_Problem description_.
Can you write out the material from its first line through the line containing "piece-glyph-chariot: 車 — [954, 1113, 1000, 1158]", inclusive, as a numbered list with blank lines omitted?

_Dataset records_.
■ ■ ■
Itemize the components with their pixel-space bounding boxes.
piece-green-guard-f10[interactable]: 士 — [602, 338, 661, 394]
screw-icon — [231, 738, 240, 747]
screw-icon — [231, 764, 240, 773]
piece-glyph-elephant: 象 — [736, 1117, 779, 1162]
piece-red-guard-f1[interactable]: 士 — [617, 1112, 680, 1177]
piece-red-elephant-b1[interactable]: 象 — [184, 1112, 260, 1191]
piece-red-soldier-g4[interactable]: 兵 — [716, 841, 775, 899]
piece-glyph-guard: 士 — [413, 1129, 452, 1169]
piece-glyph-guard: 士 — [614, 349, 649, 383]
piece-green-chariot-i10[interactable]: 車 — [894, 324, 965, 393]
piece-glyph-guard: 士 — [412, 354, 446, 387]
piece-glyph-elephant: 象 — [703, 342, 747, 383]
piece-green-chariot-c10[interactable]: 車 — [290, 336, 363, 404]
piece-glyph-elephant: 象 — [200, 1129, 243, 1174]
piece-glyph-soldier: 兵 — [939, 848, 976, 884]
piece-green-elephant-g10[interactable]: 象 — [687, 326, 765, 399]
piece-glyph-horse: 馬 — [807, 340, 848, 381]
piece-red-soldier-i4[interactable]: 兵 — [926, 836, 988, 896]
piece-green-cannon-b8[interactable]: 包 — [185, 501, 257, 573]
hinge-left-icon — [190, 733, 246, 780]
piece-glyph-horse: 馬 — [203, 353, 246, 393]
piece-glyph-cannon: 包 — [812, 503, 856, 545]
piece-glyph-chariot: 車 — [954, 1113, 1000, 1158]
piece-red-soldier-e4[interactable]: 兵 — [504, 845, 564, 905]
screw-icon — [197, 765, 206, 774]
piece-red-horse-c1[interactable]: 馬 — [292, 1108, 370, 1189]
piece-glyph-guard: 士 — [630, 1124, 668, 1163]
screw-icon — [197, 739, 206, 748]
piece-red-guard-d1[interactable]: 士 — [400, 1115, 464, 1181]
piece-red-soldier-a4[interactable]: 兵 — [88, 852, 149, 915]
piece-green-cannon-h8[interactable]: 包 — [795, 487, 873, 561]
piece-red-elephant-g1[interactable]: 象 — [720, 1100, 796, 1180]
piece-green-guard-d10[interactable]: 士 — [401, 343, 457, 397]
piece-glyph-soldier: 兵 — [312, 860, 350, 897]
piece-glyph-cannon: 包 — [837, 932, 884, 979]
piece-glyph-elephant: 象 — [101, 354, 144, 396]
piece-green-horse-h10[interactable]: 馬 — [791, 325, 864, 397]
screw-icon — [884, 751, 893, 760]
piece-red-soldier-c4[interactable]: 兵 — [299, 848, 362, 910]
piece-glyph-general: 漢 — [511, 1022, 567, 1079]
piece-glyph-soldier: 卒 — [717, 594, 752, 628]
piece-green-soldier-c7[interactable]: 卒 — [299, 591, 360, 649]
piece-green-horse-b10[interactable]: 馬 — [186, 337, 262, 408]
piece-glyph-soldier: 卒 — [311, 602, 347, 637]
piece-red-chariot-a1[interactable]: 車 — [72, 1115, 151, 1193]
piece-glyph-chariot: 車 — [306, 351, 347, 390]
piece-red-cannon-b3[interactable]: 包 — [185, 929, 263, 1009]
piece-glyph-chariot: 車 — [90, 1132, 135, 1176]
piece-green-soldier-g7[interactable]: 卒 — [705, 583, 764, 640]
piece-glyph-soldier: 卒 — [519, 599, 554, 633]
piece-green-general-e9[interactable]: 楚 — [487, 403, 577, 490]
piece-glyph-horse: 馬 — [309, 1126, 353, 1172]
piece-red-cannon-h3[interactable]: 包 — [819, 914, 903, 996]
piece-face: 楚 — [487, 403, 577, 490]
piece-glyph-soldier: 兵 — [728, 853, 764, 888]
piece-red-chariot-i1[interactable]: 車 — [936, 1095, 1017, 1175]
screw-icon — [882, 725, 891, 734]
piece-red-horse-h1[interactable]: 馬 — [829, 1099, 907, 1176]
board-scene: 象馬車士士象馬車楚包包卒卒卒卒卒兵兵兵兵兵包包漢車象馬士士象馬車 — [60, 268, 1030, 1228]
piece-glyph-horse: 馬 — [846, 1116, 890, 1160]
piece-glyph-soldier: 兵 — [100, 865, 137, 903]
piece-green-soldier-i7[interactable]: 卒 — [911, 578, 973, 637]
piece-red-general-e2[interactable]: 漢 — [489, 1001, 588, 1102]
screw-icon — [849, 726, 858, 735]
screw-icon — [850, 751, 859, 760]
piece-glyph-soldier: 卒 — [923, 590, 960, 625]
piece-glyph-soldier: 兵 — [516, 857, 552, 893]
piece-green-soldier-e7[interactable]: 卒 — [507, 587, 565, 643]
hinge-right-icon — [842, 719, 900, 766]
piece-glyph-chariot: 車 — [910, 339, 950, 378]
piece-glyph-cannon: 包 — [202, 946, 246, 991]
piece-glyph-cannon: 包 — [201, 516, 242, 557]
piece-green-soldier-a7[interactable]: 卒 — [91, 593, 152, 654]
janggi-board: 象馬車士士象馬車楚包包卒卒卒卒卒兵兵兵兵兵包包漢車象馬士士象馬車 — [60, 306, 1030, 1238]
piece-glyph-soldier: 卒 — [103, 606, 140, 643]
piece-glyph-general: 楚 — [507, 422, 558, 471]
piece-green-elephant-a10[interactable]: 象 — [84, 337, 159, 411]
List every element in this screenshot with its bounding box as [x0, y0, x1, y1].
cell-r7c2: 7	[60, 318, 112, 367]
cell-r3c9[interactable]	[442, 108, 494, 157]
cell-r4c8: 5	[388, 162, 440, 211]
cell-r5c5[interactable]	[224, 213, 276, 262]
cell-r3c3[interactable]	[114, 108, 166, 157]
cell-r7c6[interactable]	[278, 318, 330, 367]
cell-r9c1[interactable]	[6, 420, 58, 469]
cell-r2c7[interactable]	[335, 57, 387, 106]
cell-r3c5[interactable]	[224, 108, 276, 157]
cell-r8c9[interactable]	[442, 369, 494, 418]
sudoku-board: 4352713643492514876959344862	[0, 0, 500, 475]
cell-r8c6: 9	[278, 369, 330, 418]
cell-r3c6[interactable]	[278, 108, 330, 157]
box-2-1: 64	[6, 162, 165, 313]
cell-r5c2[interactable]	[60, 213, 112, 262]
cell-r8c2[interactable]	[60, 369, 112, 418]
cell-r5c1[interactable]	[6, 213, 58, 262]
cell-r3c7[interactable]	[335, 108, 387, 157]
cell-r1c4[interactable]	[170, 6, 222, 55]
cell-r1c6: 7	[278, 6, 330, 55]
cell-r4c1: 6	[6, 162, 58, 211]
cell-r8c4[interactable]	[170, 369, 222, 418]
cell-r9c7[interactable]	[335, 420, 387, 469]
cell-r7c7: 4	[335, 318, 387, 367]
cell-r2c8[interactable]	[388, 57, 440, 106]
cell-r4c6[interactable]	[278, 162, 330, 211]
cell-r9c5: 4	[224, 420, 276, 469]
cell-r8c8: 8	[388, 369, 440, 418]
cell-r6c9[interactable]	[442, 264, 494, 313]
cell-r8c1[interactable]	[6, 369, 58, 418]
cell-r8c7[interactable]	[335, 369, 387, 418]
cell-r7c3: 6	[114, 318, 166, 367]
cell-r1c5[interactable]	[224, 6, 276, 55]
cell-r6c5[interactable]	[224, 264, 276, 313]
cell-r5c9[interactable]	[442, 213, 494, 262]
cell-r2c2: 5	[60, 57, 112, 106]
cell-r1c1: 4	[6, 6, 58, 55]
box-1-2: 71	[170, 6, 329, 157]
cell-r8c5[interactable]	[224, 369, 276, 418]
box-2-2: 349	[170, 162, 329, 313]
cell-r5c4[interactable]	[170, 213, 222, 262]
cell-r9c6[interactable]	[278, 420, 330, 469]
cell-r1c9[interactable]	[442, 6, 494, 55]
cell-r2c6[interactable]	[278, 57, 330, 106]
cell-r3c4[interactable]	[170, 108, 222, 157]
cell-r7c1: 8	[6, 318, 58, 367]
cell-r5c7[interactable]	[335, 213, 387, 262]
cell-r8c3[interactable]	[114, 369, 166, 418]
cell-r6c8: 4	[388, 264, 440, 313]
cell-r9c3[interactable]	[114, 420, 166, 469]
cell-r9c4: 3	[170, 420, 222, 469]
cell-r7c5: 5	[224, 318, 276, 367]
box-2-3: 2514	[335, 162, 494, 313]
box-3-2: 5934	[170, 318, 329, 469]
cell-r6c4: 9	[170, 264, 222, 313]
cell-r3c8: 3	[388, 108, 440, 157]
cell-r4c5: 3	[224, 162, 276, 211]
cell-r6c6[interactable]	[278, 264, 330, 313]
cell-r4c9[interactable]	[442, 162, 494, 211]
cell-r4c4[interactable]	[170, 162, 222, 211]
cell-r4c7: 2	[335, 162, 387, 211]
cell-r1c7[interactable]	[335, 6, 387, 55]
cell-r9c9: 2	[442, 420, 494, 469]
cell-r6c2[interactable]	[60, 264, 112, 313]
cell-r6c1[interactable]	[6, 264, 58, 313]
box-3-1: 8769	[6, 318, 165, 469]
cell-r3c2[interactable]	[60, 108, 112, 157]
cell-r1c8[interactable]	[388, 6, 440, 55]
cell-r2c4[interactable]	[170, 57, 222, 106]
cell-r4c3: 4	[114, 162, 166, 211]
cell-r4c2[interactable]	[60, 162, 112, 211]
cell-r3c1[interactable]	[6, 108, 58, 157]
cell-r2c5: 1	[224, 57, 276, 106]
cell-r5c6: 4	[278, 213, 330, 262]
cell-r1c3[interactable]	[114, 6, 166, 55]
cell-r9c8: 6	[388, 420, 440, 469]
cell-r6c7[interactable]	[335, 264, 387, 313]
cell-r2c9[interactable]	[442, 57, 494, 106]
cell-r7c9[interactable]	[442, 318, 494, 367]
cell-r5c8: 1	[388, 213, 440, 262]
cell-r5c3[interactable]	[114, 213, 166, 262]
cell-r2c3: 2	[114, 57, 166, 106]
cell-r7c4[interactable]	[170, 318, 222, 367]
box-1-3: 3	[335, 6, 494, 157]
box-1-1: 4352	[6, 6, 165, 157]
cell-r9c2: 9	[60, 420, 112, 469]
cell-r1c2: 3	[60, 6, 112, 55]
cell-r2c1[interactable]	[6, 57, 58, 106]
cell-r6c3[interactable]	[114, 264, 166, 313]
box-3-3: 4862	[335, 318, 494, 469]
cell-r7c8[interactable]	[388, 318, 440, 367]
■ ■ ■
_Complete response_.
1. Itemize the components with their pixel-space bounding boxes.
2. piece-green-guard-f10[interactable]: 士 — [602, 338, 661, 394]
3. screw-icon — [231, 738, 240, 747]
4. screw-icon — [231, 764, 240, 773]
5. piece-glyph-elephant: 象 — [736, 1117, 779, 1162]
6. piece-red-guard-f1[interactable]: 士 — [617, 1112, 680, 1177]
7. piece-red-elephant-b1[interactable]: 象 — [184, 1112, 260, 1191]
8. piece-red-soldier-g4[interactable]: 兵 — [716, 841, 775, 899]
9. piece-glyph-guard: 士 — [413, 1129, 452, 1169]
10. piece-glyph-guard: 士 — [614, 349, 649, 383]
11. piece-green-chariot-i10[interactable]: 車 — [894, 324, 965, 393]
12. piece-glyph-guard: 士 — [412, 354, 446, 387]
13. piece-glyph-elephant: 象 — [703, 342, 747, 383]
14. piece-green-chariot-c10[interactable]: 車 — [290, 336, 363, 404]
15. piece-glyph-elephant: 象 — [200, 1129, 243, 1174]
16. piece-glyph-soldier: 兵 — [939, 848, 976, 884]
17. piece-green-elephant-g10[interactable]: 象 — [687, 326, 765, 399]
18. piece-glyph-horse: 馬 — [807, 340, 848, 381]
19. piece-red-soldier-i4[interactable]: 兵 — [926, 836, 988, 896]
20. piece-green-cannon-b8[interactable]: 包 — [185, 501, 257, 573]
21. hinge-left-icon — [190, 733, 246, 780]
22. piece-glyph-horse: 馬 — [203, 353, 246, 393]
23. piece-glyph-cannon: 包 — [812, 503, 856, 545]
24. piece-glyph-chariot: 車 — [954, 1113, 1000, 1158]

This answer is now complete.